→ **What needs to be done**:
Each entry should be quoted word for word, including every mark of punctuation.

---------------

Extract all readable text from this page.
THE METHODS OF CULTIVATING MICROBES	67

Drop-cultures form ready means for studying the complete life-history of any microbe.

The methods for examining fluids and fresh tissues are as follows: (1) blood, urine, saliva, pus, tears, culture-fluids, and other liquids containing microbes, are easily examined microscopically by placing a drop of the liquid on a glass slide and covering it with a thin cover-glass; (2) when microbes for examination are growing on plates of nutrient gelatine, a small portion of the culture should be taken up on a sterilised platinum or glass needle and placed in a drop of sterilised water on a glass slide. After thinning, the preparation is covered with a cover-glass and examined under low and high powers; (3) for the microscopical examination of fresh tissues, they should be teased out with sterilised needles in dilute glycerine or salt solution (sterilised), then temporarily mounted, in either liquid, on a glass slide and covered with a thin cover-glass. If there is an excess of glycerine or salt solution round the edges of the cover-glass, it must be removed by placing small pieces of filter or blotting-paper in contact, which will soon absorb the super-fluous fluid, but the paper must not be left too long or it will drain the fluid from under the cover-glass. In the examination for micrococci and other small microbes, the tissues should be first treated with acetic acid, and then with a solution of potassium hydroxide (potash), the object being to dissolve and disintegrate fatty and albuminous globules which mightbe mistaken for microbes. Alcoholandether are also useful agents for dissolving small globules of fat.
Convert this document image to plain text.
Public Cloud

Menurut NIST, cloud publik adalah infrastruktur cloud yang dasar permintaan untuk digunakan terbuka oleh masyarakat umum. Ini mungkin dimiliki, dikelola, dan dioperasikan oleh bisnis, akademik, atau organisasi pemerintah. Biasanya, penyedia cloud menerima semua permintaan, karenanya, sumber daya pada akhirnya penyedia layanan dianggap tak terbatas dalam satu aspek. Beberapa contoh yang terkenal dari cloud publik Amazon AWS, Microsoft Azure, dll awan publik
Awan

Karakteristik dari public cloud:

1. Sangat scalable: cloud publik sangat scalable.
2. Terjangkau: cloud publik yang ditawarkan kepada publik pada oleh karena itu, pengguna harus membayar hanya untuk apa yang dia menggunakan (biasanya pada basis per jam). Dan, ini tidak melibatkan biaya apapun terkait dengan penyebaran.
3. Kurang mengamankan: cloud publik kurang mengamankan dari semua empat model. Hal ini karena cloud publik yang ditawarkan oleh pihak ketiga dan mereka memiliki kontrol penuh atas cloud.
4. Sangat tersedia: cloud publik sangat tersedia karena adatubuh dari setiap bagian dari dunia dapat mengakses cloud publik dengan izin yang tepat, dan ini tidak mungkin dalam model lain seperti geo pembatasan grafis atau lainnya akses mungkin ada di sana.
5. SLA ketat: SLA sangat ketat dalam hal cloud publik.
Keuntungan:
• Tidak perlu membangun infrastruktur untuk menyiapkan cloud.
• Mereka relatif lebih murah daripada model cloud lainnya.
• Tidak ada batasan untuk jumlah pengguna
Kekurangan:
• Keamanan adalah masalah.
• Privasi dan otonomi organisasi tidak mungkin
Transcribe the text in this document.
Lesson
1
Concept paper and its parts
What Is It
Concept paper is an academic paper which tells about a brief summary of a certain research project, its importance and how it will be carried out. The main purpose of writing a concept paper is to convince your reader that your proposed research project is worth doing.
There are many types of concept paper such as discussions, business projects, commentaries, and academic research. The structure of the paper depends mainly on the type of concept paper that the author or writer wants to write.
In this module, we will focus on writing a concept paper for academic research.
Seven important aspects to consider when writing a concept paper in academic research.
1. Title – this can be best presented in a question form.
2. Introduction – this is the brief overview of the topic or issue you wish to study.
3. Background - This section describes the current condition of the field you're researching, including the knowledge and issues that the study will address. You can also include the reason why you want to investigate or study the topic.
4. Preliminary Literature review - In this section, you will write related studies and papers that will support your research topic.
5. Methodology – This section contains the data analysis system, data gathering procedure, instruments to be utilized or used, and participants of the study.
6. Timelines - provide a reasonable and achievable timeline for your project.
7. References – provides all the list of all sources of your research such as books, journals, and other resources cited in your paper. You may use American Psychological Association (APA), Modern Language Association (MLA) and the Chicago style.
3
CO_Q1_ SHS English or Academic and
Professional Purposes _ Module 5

---------------

→ **Output**:
Extract all readable text from this page.
THE METHODS OF CULTIVATING MICROBES	67

Drop-cultures form ready means for studying the complete life-history of any microbe.

The methods for examining fluids and fresh tissues are as follows: (1) blood, urine, saliva, pus, tears, culture-fluids, and other liquids containing microbes, are easily examined microscopically by placing a drop of the liquid on a glass slide and covering it with a thin cover-glass; (2) when microbes for examination are growing on plates of nutrient gelatine, a small portion of the culture should be taken up on a sterilised platinum or glass needle and placed in a drop of sterilised water on a glass slide. After thinning, the preparation is covered with a cover-glass and examined under low and high powers; (3) for the microscopical examination of fresh tissues, they should be teased out with sterilised needles in dilute glycerine or salt solution (sterilised), then temporarily mounted, in either liquid, on a glass slide and covered with a thin cover-glass. If there is an excess of glycerine or salt solution round the edges of the cover-glass, it must be removed by placing small pieces of filter or blotting-paper in contact, which will soon absorb the super-fluous fluid, but the paper must not be left too long or it will drain the fluid from under the cover-glass. In the examination for micrococci and other small microbes, the tissues should be first treated with acetic acid, and then with a solution of potassium hydroxide (potash), the object being to dissolve and disintegrate fatty and albuminous globules which mightbe mistaken for microbes. Alcoholandether are also useful agents for dissolving small globules of fat.
Convert this document image to plain text.
Public Cloud

Menurut NIST, cloud publik adalah infrastruktur cloud yang dasar permintaan untuk digunakan terbuka oleh masyarakat umum. Ini mungkin dimiliki, dikelola, dan dioperasikan oleh bisnis, akademik, atau organisasi pemerintah. Biasanya, penyedia cloud menerima semua permintaan, karenanya, sumber daya pada akhirnya penyedia layanan dianggap tak terbatas dalam satu aspek. Beberapa contoh yang terkenal dari cloud publik Amazon AWS, Microsoft Azure, dll awan publik
Awan

Karakteristik dari public cloud:

1. Sangat scalable: cloud publik sangat scalable.
2. Terjangkau: cloud publik yang ditawarkan kepada publik pada oleh karena itu, pengguna harus membayar hanya untuk apa yang dia menggunakan (biasanya pada basis per jam). Dan, ini tidak melibatkan biaya apapun terkait dengan penyebaran.
3. Kurang mengamankan: cloud publik kurang mengamankan dari semua empat model. Hal ini karena cloud publik yang ditawarkan oleh pihak ketiga dan mereka memiliki kontrol penuh atas cloud.
4. Sangat tersedia: cloud publik sangat tersedia karena adatubuh dari setiap bagian dari dunia dapat mengakses cloud publik dengan izin yang tepat, dan ini tidak mungkin dalam model lain seperti geo pembatasan grafis atau lainnya akses mungkin ada di sana.
5. SLA ketat: SLA sangat ketat dalam hal cloud publik.
Keuntungan:
• Tidak perlu membangun infrastruktur untuk menyiapkan cloud.
• Mereka relatif lebih murah daripada model cloud lainnya.
• Tidak ada batasan untuk jumlah pengguna
Kekurangan:
• Keamanan adalah masalah.
• Privasi dan otonomi organisasi tidak mungkin
Transcribe the text in this document.
Lesson
1
Concept paper and its parts
What Is It
Concept paper is an academic paper which tells about a brief summary of a certain research project, its importance and how it will be carried out. The main purpose of writing a concept paper is to convince your reader that your proposed research project is worth doing.
There are many types of concept paper such as discussions, business projects, commentaries, and academic research. The structure of the paper depends mainly on the type of concept paper that the author or writer wants to write.
In this module, we will focus on writing a concept paper for academic research.
Seven important aspects to consider when writing a concept paper in academic research.
1. Title – this can be best presented in a question form.
2. Introduction – this is the brief overview of the topic or issue you wish to study.
3. Background - This section describes the current condition of the field you're researching, including the knowledge and issues that the study will address. You can also include the reason why you want to investigate or study the topic.
4. Preliminary Literature review - In this section, you will write related studies and papers that will support your research topic.
5. Methodology – This section contains the data analysis system, data gathering procedure, instruments to be utilized or used, and participants of the study.
6. Timelines - provide a reasonable and achievable timeline for your project.
7. References – provides all the list of all sources of your research such as books, journals, and other resources cited in your paper. You may use American Psychological Association (APA), Modern Language Association (MLA) and the Chicago style.
3
CO_Q1_ SHS English or Academic and
Professional Purposes _ Module 5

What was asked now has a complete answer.